__CHALLENGE__: Rewrite the part of the lines that opens with the line containing "row-label: 辅助电源: [15, 727, 181, 760]" and closes with the line containing "cell: 工作温度:-40℃~85℃，湿度95%，无凝露、无腐蚀性气体场所: [181, 628, 1191, 661]", putting "外壳材质" wherever "箱体材质" appears and changing nothing else.

__PROVIDED DATA__:
** start **
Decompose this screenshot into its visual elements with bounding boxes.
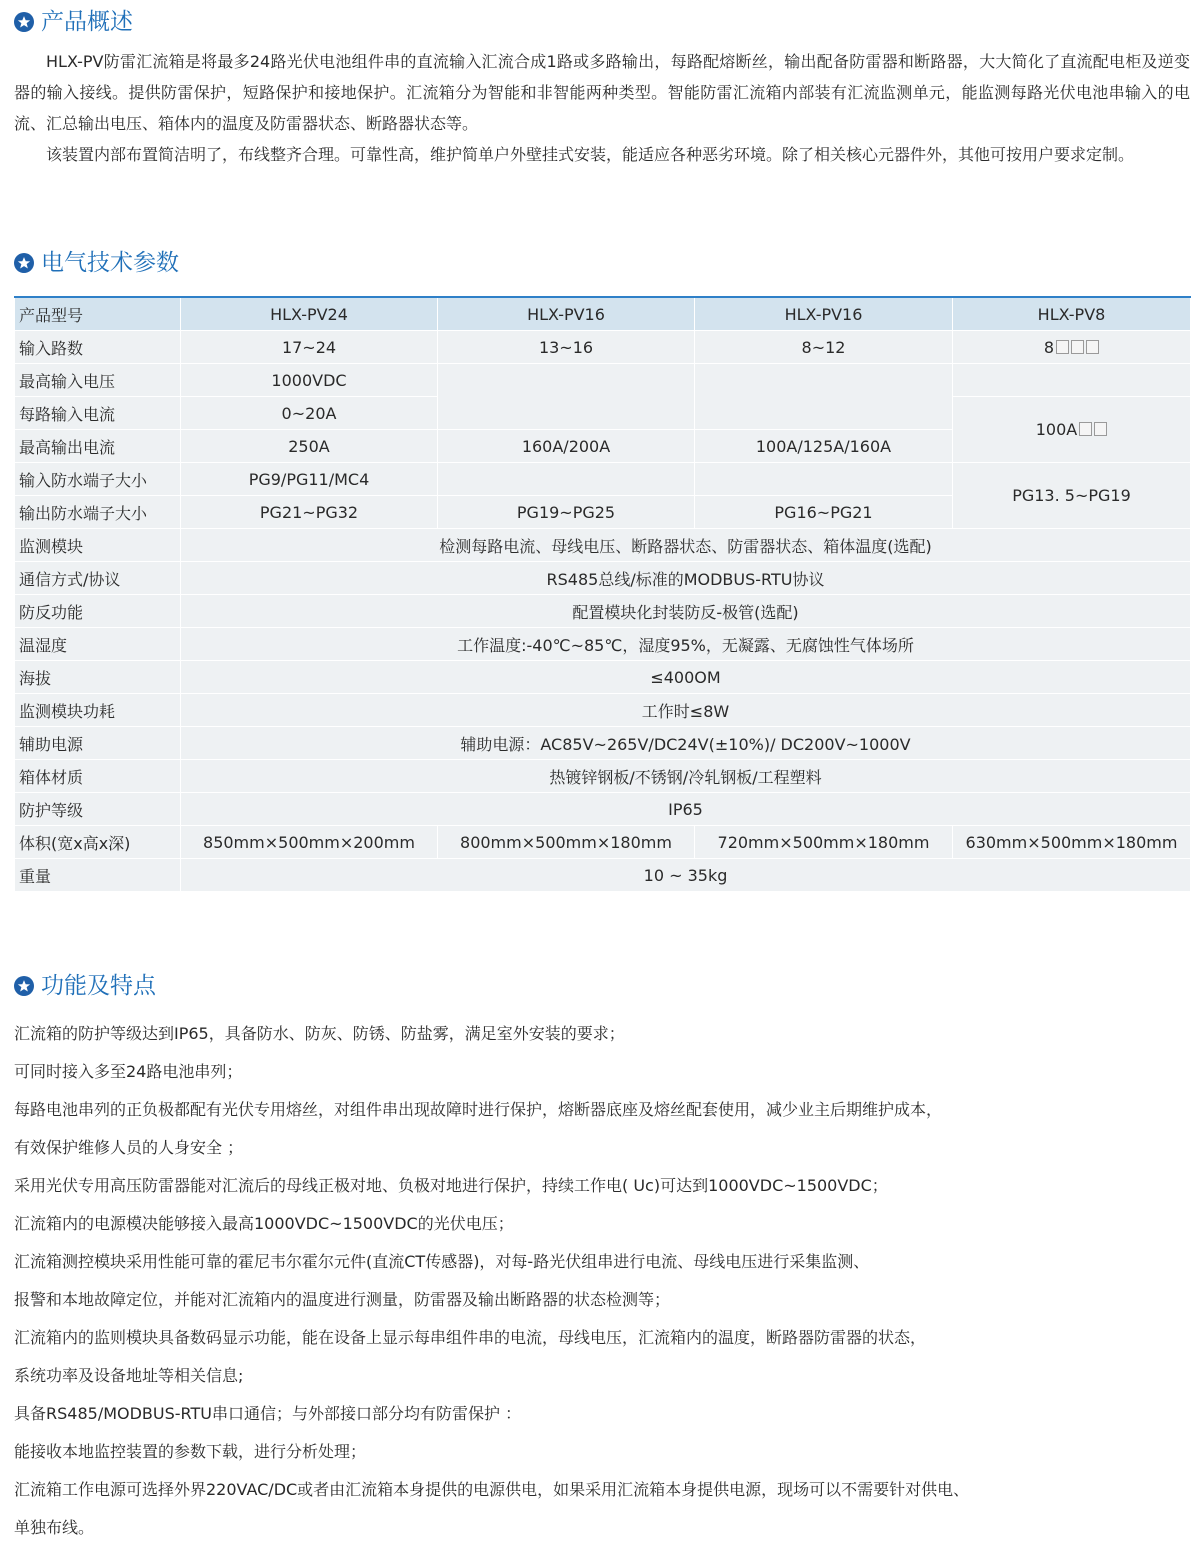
row-label: 辅助电源: [15, 727, 181, 760]
cell: PG19~PG25: [438, 496, 695, 529]
feature-line: 汇流箱的防护等级达到IP65，具备防水、防灰、防锈、防盐雾，满足室外安装的要求；: [14, 1015, 1194, 1053]
table-row: 输入防水端子大小 PG9/PG11/MC4 PG13. 5~PG19: [15, 463, 1191, 496]
table-row: 温湿度 工作温度:-40℃~85℃，湿度95%，无凝露、无腐蚀性气体场所: [15, 628, 1191, 661]
star-bullet-icon: [14, 253, 34, 273]
row-label: 海拔: [15, 661, 181, 694]
row-label: 箱体材质: [15, 760, 181, 793]
missing-glyph-icon: [1056, 340, 1069, 354]
table-row: 箱体材质 热镀锌钢板/不锈钢/冷轧钢板/工程塑料: [15, 760, 1191, 793]
feature-line: 报警和本地故障定位，并能对汇流箱内的温度进行测量，防雷器及输出断路器的状态检测等…: [14, 1281, 1194, 1319]
cell: 100A: [953, 397, 1191, 463]
header-cell: HLX-PV16: [438, 297, 695, 331]
cell: 8~12: [695, 331, 953, 364]
cell: 100A/125A/160A: [695, 430, 953, 463]
row-label: 监测模块: [15, 529, 181, 562]
cell: 720mm×500mm×180mm: [695, 826, 953, 859]
cell: PG13. 5~PG19: [953, 463, 1191, 529]
cell: IP65: [181, 793, 1191, 826]
cell: 800mm×500mm×180mm: [438, 826, 695, 859]
cell: 160A/200A: [438, 430, 695, 463]
row-label: 防反功能: [15, 595, 181, 628]
cell: 850mm×500mm×200mm: [181, 826, 438, 859]
cell: [695, 364, 953, 430]
section-title-features: 功能及特点: [14, 971, 156, 1001]
cell: 热镀锌钢板/不锈钢/冷轧钢板/工程塑料: [181, 760, 1191, 793]
header-cell: HLX-PV24: [181, 297, 438, 331]
row-label: 温湿度: [15, 628, 181, 661]
missing-glyph-icon: [1071, 340, 1084, 354]
cell: 10 ~ 35kg: [181, 859, 1191, 892]
row-label: 输入路数: [15, 331, 181, 364]
table-row: 体积(宽x高x深) 850mm×500mm×200mm 800mm×500mm×…: [15, 826, 1191, 859]
header-cell: 产品型号: [15, 297, 181, 331]
features-list: 汇流箱的防护等级达到IP65，具备防水、防灰、防锈、防盐雾，满足室外安装的要求；…: [14, 1015, 1194, 1544]
table-row: 通信方式/协议 RS485总线/标准的MODBUS-RTU协议: [15, 562, 1191, 595]
cell: [438, 364, 695, 430]
cell: 630mm×500mm×180mm: [953, 826, 1191, 859]
section-title-text: 功能及特点: [41, 971, 156, 1001]
row-label: 监测模块功耗: [15, 694, 181, 727]
table-row: 监测模块 检测每路电流、母线电压、断路器状态、防雷器状态、箱体温度(选配): [15, 529, 1191, 562]
section-title-text: 电气技术参数: [41, 248, 179, 278]
cell: 辅助电源：AC85V~265V/DC24V(±10%)/ DC200V~1000…: [181, 727, 1191, 760]
table-row: 防反功能 配置模块化封装防反-极管(选配): [15, 595, 1191, 628]
row-label: 输入防水端子大小: [15, 463, 181, 496]
cell: 工作温度:-40℃~85℃，湿度95%，无凝露、无腐蚀性气体场所: [181, 628, 1191, 661]
row-label: 防护等级: [15, 793, 181, 826]
feature-line: 汇流箱工作电源可选择外界220VAC/DC或者由汇流箱本身提供的电源供电，如果采…: [14, 1471, 1194, 1509]
missing-glyph-icon: [1079, 422, 1092, 436]
cell: 配置模块化封装防反-极管(选配): [181, 595, 1191, 628]
cell: 250A: [181, 430, 438, 463]
cell: 工作时≤8W: [181, 694, 1191, 727]
feature-line: 采用光伏专用高压防雷器能对汇流后的母线正极对地、负极对地进行保护，持续工作电( …: [14, 1167, 1194, 1205]
cell: RS485总线/标准的MODBUS-RTU协议: [181, 562, 1191, 595]
missing-glyph-icon: [1086, 340, 1099, 354]
row-label: 每路输入电流: [15, 397, 181, 430]
overview-paragraph-1: HLX-PV防雷汇流箱是将最多24路光伏电池组件串的直流输入汇流合成1路或多路输…: [14, 46, 1190, 139]
feature-line: 具备RS485/MODBUS-RTU串口通信；与外部接口部分均有防雷保护 ：: [14, 1395, 1194, 1433]
star-bullet-icon: [14, 12, 34, 32]
row-label: 输出防水端子大小: [15, 496, 181, 529]
cell: PG21~PG32: [181, 496, 438, 529]
cell: [953, 364, 1191, 397]
row-label: 体积(宽x高x深): [15, 826, 181, 859]
cell: 8: [953, 331, 1191, 364]
feature-line: 能接收本地监控装置的参数下载，进行分析处理；: [14, 1433, 1194, 1471]
missing-glyph-icon: [1094, 422, 1107, 436]
feature-line: 可同时接入多至24路电池串列；: [14, 1053, 1194, 1091]
row-label: 最高输入电压: [15, 364, 181, 397]
cell: 检测每路电流、母线电压、断路器状态、防雷器状态、箱体温度(选配): [181, 529, 1191, 562]
feature-line: 单独布线。: [14, 1509, 1194, 1544]
feature-line: 有效保护维修人员的人身安全 ；: [14, 1129, 1194, 1167]
feature-line: 汇流箱内的电源模决能够接入最高1000VDC~1500VDC的光伏电压；: [14, 1205, 1194, 1243]
table-row: 监测模块功耗 工作时≤8W: [15, 694, 1191, 727]
cell: [438, 463, 695, 496]
row-label: 通信方式/协议: [15, 562, 181, 595]
table-row: 输入路数 17~24 13~16 8~12 8: [15, 331, 1191, 364]
table-row: 防护等级 IP65: [15, 793, 1191, 826]
row-label: 最高输出电流: [15, 430, 181, 463]
row-label: 重量: [15, 859, 181, 892]
table-row: 最高输入电压 1000VDC: [15, 364, 1191, 397]
star-bullet-icon: [14, 976, 34, 996]
cell: ≤400OM: [181, 661, 1191, 694]
section-title-specs: 电气技术参数: [14, 248, 179, 278]
cell: PG16~PG21: [695, 496, 953, 529]
overview-paragraph-2: 该装置内部布置简洁明了，布线整齐合理。可靠性高，维护简单户外壁挂式安装，能适应各…: [14, 139, 1190, 170]
section-title-overview: 产品概述: [14, 7, 133, 37]
section-title-text: 产品概述: [41, 7, 133, 37]
cell: 13~16: [438, 331, 695, 364]
header-cell: HLX-PV16: [695, 297, 953, 331]
table-row: 辅助电源 辅助电源：AC85V~265V/DC24V(±10%)/ DC200V…: [15, 727, 1191, 760]
feature-line: 汇流箱内的监则模块具备数码显示功能，能在设备上显示每串组件串的电流，母线电压，汇…: [14, 1319, 1194, 1357]
cell: 0~20A: [181, 397, 438, 430]
cell: [695, 463, 953, 496]
table-header-row: 产品型号 HLX-PV24 HLX-PV16 HLX-PV16 HLX-PV8: [15, 297, 1191, 331]
table-row: 海拔 ≤400OM: [15, 661, 1191, 694]
cell-text: 100A: [1036, 420, 1077, 439]
cell: PG9/PG11/MC4: [181, 463, 438, 496]
cell: 1000VDC: [181, 364, 438, 397]
spec-table: 产品型号 HLX-PV24 HLX-PV16 HLX-PV16 HLX-PV8 …: [14, 296, 1191, 892]
feature-line: 汇流箱测控模块采用性能可靠的霍尼韦尔霍尔元件(直流CT传感器)，对每-路光伏组串…: [14, 1243, 1194, 1281]
feature-line: 系统功率及设备地址等相关信息;: [14, 1357, 1194, 1395]
table-row: 重量 10 ~ 35kg: [15, 859, 1191, 892]
feature-line: 每路电池串列的正负极都配有光伏专用熔丝，对组件串出现故障时进行保护，熔断器底座及…: [14, 1091, 1194, 1129]
cell-text: 8: [1044, 338, 1054, 357]
cell: 17~24: [181, 331, 438, 364]
header-cell: HLX-PV8: [953, 297, 1191, 331]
** end **
__RESPONSE TO THE EXERCISE__:
row-label: 辅助电源: [15, 727, 181, 760]
cell: PG19~PG25: [438, 496, 695, 529]
feature-line: 汇流箱的防护等级达到IP65，具备防水、防灰、防锈、防盐雾，满足室外安装的要求；: [14, 1015, 1194, 1053]
table-row: 输入防水端子大小 PG9/PG11/MC4 PG13. 5~PG19: [15, 463, 1191, 496]
table-row: 温湿度 工作温度:-40℃~85℃，湿度95%，无凝露、无腐蚀性气体场所: [15, 628, 1191, 661]
star-bullet-icon: [14, 253, 34, 273]
row-label: 海拔: [15, 661, 181, 694]
row-label: 外壳材质: [15, 760, 181, 793]
missing-glyph-icon: [1056, 340, 1069, 354]
table-row: 外壳材质 热镀锌钢板/不锈钢/冷轧钢板/工程塑料: [15, 760, 1191, 793]
feature-line: 报警和本地故障定位，并能对汇流箱内的温度进行测量，防雷器及输出断路器的状态检测等…: [14, 1281, 1194, 1319]
cell: 100A: [953, 397, 1191, 463]
header-cell: HLX-PV16: [438, 297, 695, 331]
cell: 8~12: [695, 331, 953, 364]
cell: 100A/125A/160A: [695, 430, 953, 463]
row-label: 监测模块: [15, 529, 181, 562]
cell: 720mm×500mm×180mm: [695, 826, 953, 859]
cell: PG13. 5~PG19: [953, 463, 1191, 529]
cell: IP65: [181, 793, 1191, 826]
cell: 800mm×500mm×180mm: [438, 826, 695, 859]
cell: 160A/200A: [438, 430, 695, 463]
row-label: 防反功能: [15, 595, 181, 628]
cell: 850mm×500mm×200mm: [181, 826, 438, 859]
cell: [695, 364, 953, 430]
section-title-features: 功能及特点: [14, 971, 156, 1001]
cell: 热镀锌钢板/不锈钢/冷轧钢板/工程塑料: [181, 760, 1191, 793]
header-cell: HLX-PV24: [181, 297, 438, 331]
row-label: 温湿度: [15, 628, 181, 661]
missing-glyph-icon: [1071, 340, 1084, 354]
cell: 10 ~ 35kg: [181, 859, 1191, 892]
row-label: 输入路数: [15, 331, 181, 364]
table-row: 体积(宽x高x深) 850mm×500mm×200mm 800mm×500mm×…: [15, 826, 1191, 859]
header-cell: 产品型号: [15, 297, 181, 331]
features-list: 汇流箱的防护等级达到IP65，具备防水、防灰、防锈、防盐雾，满足室外安装的要求；…: [14, 1015, 1194, 1544]
table-row: 通信方式/协议 RS485总线/标准的MODBUS-RTU协议: [15, 562, 1191, 595]
cell: [438, 364, 695, 430]
cell: 630mm×500mm×180mm: [953, 826, 1191, 859]
section-title-text: 功能及特点: [41, 971, 156, 1001]
row-label: 监测模块功耗: [15, 694, 181, 727]
table-row: 监测模块 检测每路电流、母线电压、断路器状态、防雷器状态、箱体温度(选配): [15, 529, 1191, 562]
section-title-text: 电气技术参数: [41, 248, 179, 278]
cell: 辅助电源：AC85V~265V/DC24V(±10%)/ DC200V~1000…: [181, 727, 1191, 760]
table-row: 防反功能 配置模块化封装防反-极管(选配): [15, 595, 1191, 628]
row-label: 输入防水端子大小: [15, 463, 181, 496]
cell: 工作温度:-40℃~85℃，湿度95%，无凝露、无腐蚀性气体场所: [181, 628, 1191, 661]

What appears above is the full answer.